SUPPLIED RECORDS |

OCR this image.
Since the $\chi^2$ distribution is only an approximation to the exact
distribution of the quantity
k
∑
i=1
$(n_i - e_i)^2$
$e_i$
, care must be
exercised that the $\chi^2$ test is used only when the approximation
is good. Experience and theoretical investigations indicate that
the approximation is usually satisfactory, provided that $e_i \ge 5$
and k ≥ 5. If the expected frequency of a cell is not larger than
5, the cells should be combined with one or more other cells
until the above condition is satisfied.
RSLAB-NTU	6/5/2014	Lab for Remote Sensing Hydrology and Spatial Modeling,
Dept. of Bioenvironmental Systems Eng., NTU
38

PROBLEM REQUIREMENTS | Set down the whole listing again. Keep every word as it is.

EXERCISE ANSWER |
OCR this image.
Since the $\chi^2$ distribution is only an approximation to the exact
distribution of the quantity
k
∑
i=1
$(n_i - e_i)^2$
$e_i$
, care must be
exercised that the $\chi^2$ test is used only when the approximation
is good. Experience and theoretical investigations indicate that
the approximation is usually satisfactory, provided that $e_i \ge 5$
and k ≥ 5. If the expected frequency of a cell is not larger than
5, the cells should be combined with one or more other cells
until the above condition is satisfied.
RSLAB-NTU	6/5/2014	Lab for Remote Sensing Hydrology and Spatial Modeling,
Dept. of Bioenvironmental Systems Eng., NTU
38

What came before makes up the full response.